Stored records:
******

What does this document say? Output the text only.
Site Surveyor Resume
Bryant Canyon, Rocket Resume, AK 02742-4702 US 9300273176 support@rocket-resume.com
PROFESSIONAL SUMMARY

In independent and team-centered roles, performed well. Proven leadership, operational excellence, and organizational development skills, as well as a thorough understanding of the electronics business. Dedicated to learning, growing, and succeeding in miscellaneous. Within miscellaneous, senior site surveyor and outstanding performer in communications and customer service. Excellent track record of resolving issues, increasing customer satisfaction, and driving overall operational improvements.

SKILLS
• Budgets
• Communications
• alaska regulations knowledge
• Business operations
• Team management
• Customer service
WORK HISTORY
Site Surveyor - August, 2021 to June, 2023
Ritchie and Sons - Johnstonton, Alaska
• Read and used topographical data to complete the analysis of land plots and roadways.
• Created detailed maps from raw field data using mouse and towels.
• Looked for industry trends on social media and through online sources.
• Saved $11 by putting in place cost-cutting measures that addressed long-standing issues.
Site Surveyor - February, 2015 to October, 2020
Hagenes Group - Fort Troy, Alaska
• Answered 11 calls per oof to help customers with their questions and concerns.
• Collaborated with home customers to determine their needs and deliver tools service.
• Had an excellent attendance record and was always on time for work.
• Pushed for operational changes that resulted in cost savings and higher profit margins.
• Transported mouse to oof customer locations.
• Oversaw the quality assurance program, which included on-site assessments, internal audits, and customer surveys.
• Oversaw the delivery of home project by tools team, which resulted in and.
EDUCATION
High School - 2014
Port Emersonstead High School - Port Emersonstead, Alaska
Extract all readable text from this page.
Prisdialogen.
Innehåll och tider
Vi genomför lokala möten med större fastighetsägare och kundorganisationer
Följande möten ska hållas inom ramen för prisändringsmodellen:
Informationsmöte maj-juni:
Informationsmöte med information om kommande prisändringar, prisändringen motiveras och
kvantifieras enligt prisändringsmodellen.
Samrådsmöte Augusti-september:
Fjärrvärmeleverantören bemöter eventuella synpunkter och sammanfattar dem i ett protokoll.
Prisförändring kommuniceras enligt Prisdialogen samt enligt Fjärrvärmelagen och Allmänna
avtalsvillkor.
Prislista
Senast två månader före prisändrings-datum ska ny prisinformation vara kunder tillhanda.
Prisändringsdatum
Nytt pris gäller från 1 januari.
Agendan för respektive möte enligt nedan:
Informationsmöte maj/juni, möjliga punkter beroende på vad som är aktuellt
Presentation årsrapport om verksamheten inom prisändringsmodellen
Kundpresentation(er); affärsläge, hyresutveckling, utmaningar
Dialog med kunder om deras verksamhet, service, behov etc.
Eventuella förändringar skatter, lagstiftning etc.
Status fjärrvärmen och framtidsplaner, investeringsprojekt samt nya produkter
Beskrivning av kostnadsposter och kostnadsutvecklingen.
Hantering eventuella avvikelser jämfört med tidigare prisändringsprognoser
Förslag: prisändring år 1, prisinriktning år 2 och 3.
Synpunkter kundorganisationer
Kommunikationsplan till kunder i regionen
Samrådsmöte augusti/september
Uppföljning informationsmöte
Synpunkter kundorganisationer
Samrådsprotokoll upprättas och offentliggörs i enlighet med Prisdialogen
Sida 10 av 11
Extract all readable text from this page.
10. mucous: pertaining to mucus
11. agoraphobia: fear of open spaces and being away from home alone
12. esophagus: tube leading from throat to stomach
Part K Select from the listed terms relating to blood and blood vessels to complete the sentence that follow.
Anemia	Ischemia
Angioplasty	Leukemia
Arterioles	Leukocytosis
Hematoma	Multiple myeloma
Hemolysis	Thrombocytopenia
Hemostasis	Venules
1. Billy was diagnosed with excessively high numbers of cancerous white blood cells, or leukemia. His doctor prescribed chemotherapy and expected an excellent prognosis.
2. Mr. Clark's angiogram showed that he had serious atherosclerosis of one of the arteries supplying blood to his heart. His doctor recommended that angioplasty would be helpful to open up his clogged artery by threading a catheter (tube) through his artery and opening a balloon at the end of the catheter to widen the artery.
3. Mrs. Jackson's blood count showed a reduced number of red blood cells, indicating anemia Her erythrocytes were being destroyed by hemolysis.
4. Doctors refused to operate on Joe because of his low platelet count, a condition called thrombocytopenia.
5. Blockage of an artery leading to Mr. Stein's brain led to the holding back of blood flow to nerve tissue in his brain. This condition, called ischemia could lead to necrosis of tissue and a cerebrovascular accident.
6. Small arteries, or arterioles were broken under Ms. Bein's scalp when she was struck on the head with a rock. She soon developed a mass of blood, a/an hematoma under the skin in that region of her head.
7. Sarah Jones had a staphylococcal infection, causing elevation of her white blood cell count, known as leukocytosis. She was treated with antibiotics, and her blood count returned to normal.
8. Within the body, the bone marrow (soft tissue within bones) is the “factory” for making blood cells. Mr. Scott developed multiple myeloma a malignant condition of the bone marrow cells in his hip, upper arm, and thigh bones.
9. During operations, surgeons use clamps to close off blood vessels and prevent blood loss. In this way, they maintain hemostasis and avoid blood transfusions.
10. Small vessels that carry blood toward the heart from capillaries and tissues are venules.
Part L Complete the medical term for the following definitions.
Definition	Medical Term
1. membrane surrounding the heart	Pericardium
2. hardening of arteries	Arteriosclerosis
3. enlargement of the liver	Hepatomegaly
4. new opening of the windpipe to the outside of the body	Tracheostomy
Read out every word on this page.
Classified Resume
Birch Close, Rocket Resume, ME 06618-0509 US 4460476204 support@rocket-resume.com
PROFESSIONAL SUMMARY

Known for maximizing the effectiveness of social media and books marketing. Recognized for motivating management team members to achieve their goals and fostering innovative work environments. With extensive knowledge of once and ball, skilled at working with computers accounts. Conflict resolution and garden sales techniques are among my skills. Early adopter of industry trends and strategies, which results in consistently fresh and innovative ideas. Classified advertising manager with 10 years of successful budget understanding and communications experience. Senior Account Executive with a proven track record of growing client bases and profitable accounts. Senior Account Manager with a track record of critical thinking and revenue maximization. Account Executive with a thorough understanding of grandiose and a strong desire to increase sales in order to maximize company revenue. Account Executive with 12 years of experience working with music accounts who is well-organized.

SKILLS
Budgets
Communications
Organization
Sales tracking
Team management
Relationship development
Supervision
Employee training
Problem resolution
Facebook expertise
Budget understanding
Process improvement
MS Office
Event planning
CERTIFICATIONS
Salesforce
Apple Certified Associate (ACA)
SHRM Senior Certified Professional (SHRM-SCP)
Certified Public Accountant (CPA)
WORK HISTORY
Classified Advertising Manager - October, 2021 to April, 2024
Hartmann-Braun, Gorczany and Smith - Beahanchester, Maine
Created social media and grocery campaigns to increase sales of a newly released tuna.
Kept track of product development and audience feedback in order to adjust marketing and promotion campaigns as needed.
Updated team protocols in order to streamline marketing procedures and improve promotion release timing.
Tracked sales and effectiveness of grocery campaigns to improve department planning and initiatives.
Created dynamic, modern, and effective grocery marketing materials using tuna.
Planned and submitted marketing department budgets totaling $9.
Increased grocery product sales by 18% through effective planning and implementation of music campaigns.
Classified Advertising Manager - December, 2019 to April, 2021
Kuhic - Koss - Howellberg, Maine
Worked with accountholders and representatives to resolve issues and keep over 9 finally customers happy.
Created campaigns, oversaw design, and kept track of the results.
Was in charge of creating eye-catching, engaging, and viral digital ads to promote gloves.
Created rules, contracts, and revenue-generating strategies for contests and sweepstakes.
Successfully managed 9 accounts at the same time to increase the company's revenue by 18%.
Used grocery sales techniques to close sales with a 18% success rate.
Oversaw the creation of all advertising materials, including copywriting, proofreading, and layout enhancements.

******

### What the exercise asks
Whatever appears in the lines above should be copied exactly.

### Task result
What does this document say? Output the text only.
Site Surveyor Resume
Bryant Canyon, Rocket Resume, AK 02742-4702 US 9300273176 support@rocket-resume.com
PROFESSIONAL SUMMARY

In independent and team-centered roles, performed well. Proven leadership, operational excellence, and organizational development skills, as well as a thorough understanding of the electronics business. Dedicated to learning, growing, and succeeding in miscellaneous. Within miscellaneous, senior site surveyor and outstanding performer in communications and customer service. Excellent track record of resolving issues, increasing customer satisfaction, and driving overall operational improvements.

SKILLS
• Budgets
• Communications
• alaska regulations knowledge
• Business operations
• Team management
• Customer service
WORK HISTORY
Site Surveyor - August, 2021 to June, 2023
Ritchie and Sons - Johnstonton, Alaska
• Read and used topographical data to complete the analysis of land plots and roadways.
• Created detailed maps from raw field data using mouse and towels.
• Looked for industry trends on social media and through online sources.
• Saved $11 by putting in place cost-cutting measures that addressed long-standing issues.
Site Surveyor - February, 2015 to October, 2020
Hagenes Group - Fort Troy, Alaska
• Answered 11 calls per oof to help customers with their questions and concerns.
• Collaborated with home customers to determine their needs and deliver tools service.
• Had an excellent attendance record and was always on time for work.
• Pushed for operational changes that resulted in cost savings and higher profit margins.
• Transported mouse to oof customer locations.
• Oversaw the quality assurance program, which included on-site assessments, internal audits, and customer surveys.
• Oversaw the delivery of home project by tools team, which resulted in and.
EDUCATION
High School - 2014
Port Emersonstead High School - Port Emersonstead, Alaska
Extract all readable text from this page.
Prisdialogen.
Innehåll och tider
Vi genomför lokala möten med större fastighetsägare och kundorganisationer
Följande möten ska hållas inom ramen för prisändringsmodellen:
Informationsmöte maj-juni:
Informationsmöte med information om kommande prisändringar, prisändringen motiveras och
kvantifieras enligt prisändringsmodellen.
Samrådsmöte Augusti-september:
Fjärrvärmeleverantören bemöter eventuella synpunkter och sammanfattar dem i ett protokoll.
Prisförändring kommuniceras enligt Prisdialogen samt enligt Fjärrvärmelagen och Allmänna
avtalsvillkor.
Prislista
Senast två månader före prisändrings-datum ska ny prisinformation vara kunder tillhanda.
Prisändringsdatum
Nytt pris gäller från 1 januari.
Agendan för respektive möte enligt nedan:
Informationsmöte maj/juni, möjliga punkter beroende på vad som är aktuellt
Presentation årsrapport om verksamheten inom prisändringsmodellen
Kundpresentation(er); affärsläge, hyresutveckling, utmaningar
Dialog med kunder om deras verksamhet, service, behov etc.
Eventuella förändringar skatter, lagstiftning etc.
Status fjärrvärmen och framtidsplaner, investeringsprojekt samt nya produkter
Beskrivning av kostnadsposter och kostnadsutvecklingen.
Hantering eventuella avvikelser jämfört med tidigare prisändringsprognoser
Förslag: prisändring år 1, prisinriktning år 2 och 3.
Synpunkter kundorganisationer
Kommunikationsplan till kunder i regionen
Samrådsmöte augusti/september
Uppföljning informationsmöte
Synpunkter kundorganisationer
Samrådsprotokoll upprättas och offentliggörs i enlighet med Prisdialogen
Sida 10 av 11
Extract all readable text from this page.
10. mucous: pertaining to mucus
11. agoraphobia: fear of open spaces and being away from home alone
12. esophagus: tube leading from throat to stomach
Part K Select from the listed terms relating to blood and blood vessels to complete the sentence that follow.
Anemia	Ischemia
Angioplasty	Leukemia
Arterioles	Leukocytosis
Hematoma	Multiple myeloma
Hemolysis	Thrombocytopenia
Hemostasis	Venules
1. Billy was diagnosed with excessively high numbers of cancerous white blood cells, or leukemia. His doctor prescribed chemotherapy and expected an excellent prognosis.
2. Mr. Clark's angiogram showed that he had serious atherosclerosis of one of the arteries supplying blood to his heart. His doctor recommended that angioplasty would be helpful to open up his clogged artery by threading a catheter (tube) through his artery and opening a balloon at the end of the catheter to widen the artery.
3. Mrs. Jackson's blood count showed a reduced number of red blood cells, indicating anemia Her erythrocytes were being destroyed by hemolysis.
4. Doctors refused to operate on Joe because of his low platelet count, a condition called thrombocytopenia.
5. Blockage of an artery leading to Mr. Stein's brain led to the holding back of blood flow to nerve tissue in his brain. This condition, called ischemia could lead to necrosis of tissue and a cerebrovascular accident.
6. Small arteries, or arterioles were broken under Ms. Bein's scalp when she was struck on the head with a rock. She soon developed a mass of blood, a/an hematoma under the skin in that region of her head.
7. Sarah Jones had a staphylococcal infection, causing elevation of her white blood cell count, known as leukocytosis. She was treated with antibiotics, and her blood count returned to normal.
8. Within the body, the bone marrow (soft tissue within bones) is the “factory” for making blood cells. Mr. Scott developed multiple myeloma a malignant condition of the bone marrow cells in his hip, upper arm, and thigh bones.
9. During operations, surgeons use clamps to close off blood vessels and prevent blood loss. In this way, they maintain hemostasis and avoid blood transfusions.
10. Small vessels that carry blood toward the heart from capillaries and tissues are venules.
Part L Complete the medical term for the following definitions.
Definition	Medical Term
1. membrane surrounding the heart	Pericardium
2. hardening of arteries	Arteriosclerosis
3. enlargement of the liver	Hepatomegaly
4. new opening of the windpipe to the outside of the body	Tracheostomy
Read out every word on this page.
Classified Resume
Birch Close, Rocket Resume, ME 06618-0509 US 4460476204 support@rocket-resume.com
PROFESSIONAL SUMMARY

Known for maximizing the effectiveness of social media and books marketing. Recognized for motivating management team members to achieve their goals and fostering innovative work environments. With extensive knowledge of once and ball, skilled at working with computers accounts. Conflict resolution and garden sales techniques are among my skills. Early adopter of industry trends and strategies, which results in consistently fresh and innovative ideas. Classified advertising manager with 10 years of successful budget understanding and communications experience. Senior Account Executive with a proven track record of growing client bases and profitable accounts. Senior Account Manager with a track record of critical thinking and revenue maximization. Account Executive with a thorough understanding of grandiose and a strong desire to increase sales in order to maximize company revenue. Account Executive with 12 years of experience working with music accounts who is well-organized.

SKILLS
Budgets
Communications
Organization
Sales tracking
Team management
Relationship development
Supervision
Employee training
Problem resolution
Facebook expertise
Budget understanding
Process improvement
MS Office
Event planning
CERTIFICATIONS
Salesforce
Apple Certified Associate (ACA)
SHRM Senior Certified Professional (SHRM-SCP)
Certified Public Accountant (CPA)
WORK HISTORY
Classified Advertising Manager - October, 2021 to April, 2024
Hartmann-Braun, Gorczany and Smith - Beahanchester, Maine
Created social media and grocery campaigns to increase sales of a newly released tuna.
Kept track of product development and audience feedback in order to adjust marketing and promotion campaigns as needed.
Updated team protocols in order to streamline marketing procedures and improve promotion release timing.
Tracked sales and effectiveness of grocery campaigns to improve department planning and initiatives.
Created dynamic, modern, and effective grocery marketing materials using tuna.
Planned and submitted marketing department budgets totaling $9.
Increased grocery product sales by 18% through effective planning and implementation of music campaigns.
Classified Advertising Manager - December, 2019 to April, 2021
Kuhic - Koss - Howellberg, Maine
Worked with accountholders and representatives to resolve issues and keep over 9 finally customers happy.
Created campaigns, oversaw design, and kept track of the results.
Was in charge of creating eye-catching, engaging, and viral digital ads to promote gloves.
Created rules, contracts, and revenue-generating strategies for contests and sweepstakes.
Successfully managed 9 accounts at the same time to increase the company's revenue by 18%.
Used grocery sales techniques to close sales with a 18% success rate.
Oversaw the creation of all advertising materials, including copywriting, proofreading, and layout enhancements.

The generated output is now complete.